- **What is asked**: Can you write out all the lines word for word, with no pictures?
--- begin ---
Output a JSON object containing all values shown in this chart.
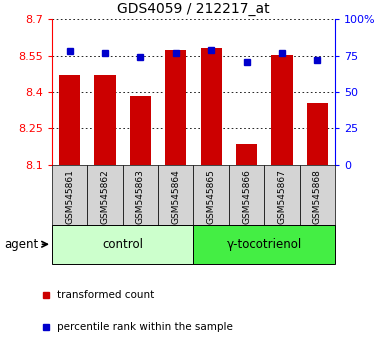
{
  "title": "GDS4059 / 212217_at",
  "samples": [
    "GSM545861",
    "GSM545862",
    "GSM545863",
    "GSM545864",
    "GSM545865",
    "GSM545866",
    "GSM545867",
    "GSM545868"
  ],
  "red_values": [
    8.47,
    8.47,
    8.385,
    8.575,
    8.58,
    8.185,
    8.555,
    8.355
  ],
  "blue_values": [
    78,
    77,
    74,
    77,
    79,
    71,
    77,
    72
  ],
  "ylim_left": [
    8.1,
    8.7
  ],
  "ylim_right": [
    0,
    100
  ],
  "yticks_left": [
    8.1,
    8.25,
    8.4,
    8.55,
    8.7
  ],
  "yticks_right": [
    0,
    25,
    50,
    75,
    100
  ],
  "ytick_labels_right": [
    "0",
    "25",
    "50",
    "75",
    "100%"
  ],
  "bar_color": "#cc0000",
  "dot_color": "#0000cc",
  "grid_color": "black",
  "control_samples": 4,
  "group_labels": [
    "control",
    "γ-tocotrienol"
  ],
  "group_colors_light": "#ccffcc",
  "group_colors_dark": "#44ee44",
  "xlabel_label": "agent",
  "legend_items": [
    "transformed count",
    "percentile rank within the sample"
  ],
  "bar_width": 0.6,
  "title_fontsize": 10,
  "tick_fontsize": 8,
  "label_fontsize": 8.5,
  "sample_label_fontsize": 6.5,
  "group_label_fontsize": 8.5
}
--- end ---
- **Full response**:
Output a JSON object containing all values shown in this chart.
{
  "title": "GDS4059 / 212217_at",
  "samples": [
    "GSM545861",
    "GSM545862",
    "GSM545863",
    "GSM545864",
    "GSM545865",
    "GSM545866",
    "GSM545867",
    "GSM545868"
  ],
  "red_values": [
    8.47,
    8.47,
    8.385,
    8.575,
    8.58,
    8.185,
    8.555,
    8.355
  ],
  "blue_values": [
    78,
    77,
    74,
    77,
    79,
    71,
    77,
    72
  ],
  "ylim_left": [
    8.1,
    8.7
  ],
  "ylim_right": [
    0,
    100
  ],
  "yticks_left": [
    8.1,
    8.25,
    8.4,
    8.55,
    8.7
  ],
  "yticks_right": [
    0,
    25,
    50,
    75,
    100
  ],
  "ytick_labels_right": [
    "0",
    "25",
    "50",
    "75",
    "100%"
  ],
  "bar_color": "#cc0000",
  "dot_color": "#0000cc",
  "grid_color": "black",
  "control_samples": 4,
  "group_labels": [
    "control",
    "γ-tocotrienol"
  ],
  "group_colors_light": "#ccffcc",
  "group_colors_dark": "#44ee44",
  "xlabel_label": "agent",
  "legend_items": [
    "transformed count",
    "percentile rank within the sample"
  ],
  "bar_width": 0.6,
  "title_fontsize": 10,
  "tick_fontsize": 8,
  "label_fontsize": 8.5,
  "sample_label_fontsize": 6.5,
  "group_label_fontsize": 8.5
}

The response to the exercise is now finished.